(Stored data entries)
+ + + +

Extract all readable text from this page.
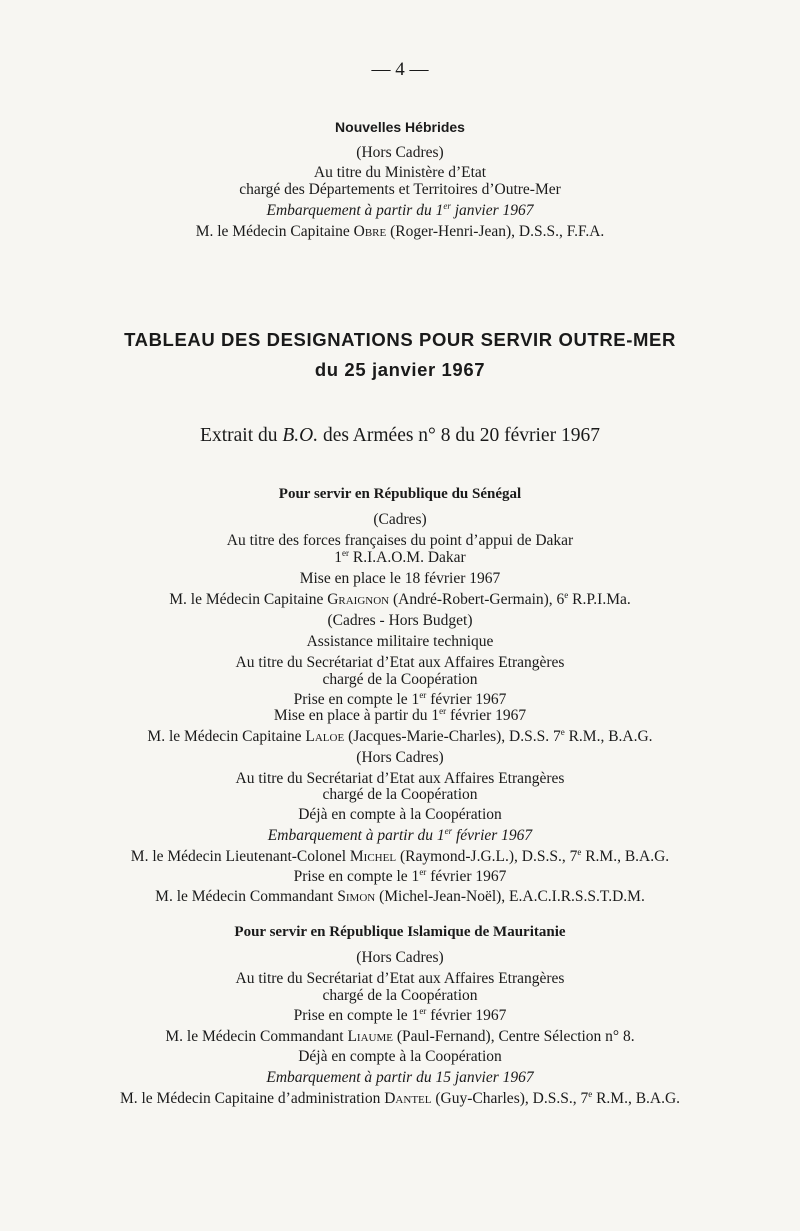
— 4 —
Nouvelles Hébrides
(Hors Cadres)
Au titre du Ministère d’Etat
chargé des Départements et Territoires d’Outre-Mer
Embarquement à partir du 1er janvier 1967
M. le Médecin Capitaine Obre (Roger-Henri-Jean), D.S.S., F.F.A.
TABLEAU DES DESIGNATIONS POUR SERVIR OUTRE-MER
du 25 janvier 1967
Extrait du B.O. des Armées n° 8 du 20 février 1967
Pour servir en République du Sénégal
(Cadres)
Au titre des forces françaises du point d’appui de Dakar
1er R.I.A.O.M. Dakar
Mise en place le 18 février 1967
M. le Médecin Capitaine Graignon (André-Robert-Germain), 6e R.P.I.Ma.
(Cadres - Hors Budget)
Assistance militaire technique
Au titre du Secrétariat d’Etat aux Affaires Etrangères
chargé de la Coopération
Prise en compte le 1er février 1967
Mise en place à partir du 1er février 1967
M. le Médecin Capitaine Laloe (Jacques-Marie-Charles), D.S.S. 7e R.M., B.A.G.
(Hors Cadres)
Au titre du Secrétariat d’Etat aux Affaires Etrangères
chargé de la Coopération
Déjà en compte à la Coopération
Embarquement à partir du 1er février 1967
M. le Médecin Lieutenant-Colonel Michel (Raymond-J.G.L.), D.S.S., 7e R.M., B.A.G.
Prise en compte le 1er février 1967
M. le Médecin Commandant Simon (Michel-Jean-Noël), E.A.C.I.R.S.S.T.D.M.
Pour servir en République Islamique de Mauritanie
(Hors Cadres)
Au titre du Secrétariat d’Etat aux Affaires Etrangères
chargé de la Coopération
Prise en compte le 1er février 1967
M. le Médecin Commandant Liaume (Paul-Fernand), Centre Sélection n° 8.
Déjà en compte à la Coopération
Embarquement à partir du 15 janvier 1967
M. le Médecin Capitaine d’administration Dantel (Guy-Charles), D.S.S., 7e R.M., B.A.G.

+ + + +

* [EXERCISE DIRECTIONS] Copy all lines from the listing that contain "République".

* [SOLUTION]
Pour servir en République du Sénégal
Pour servir en République Islamique de Mauritanie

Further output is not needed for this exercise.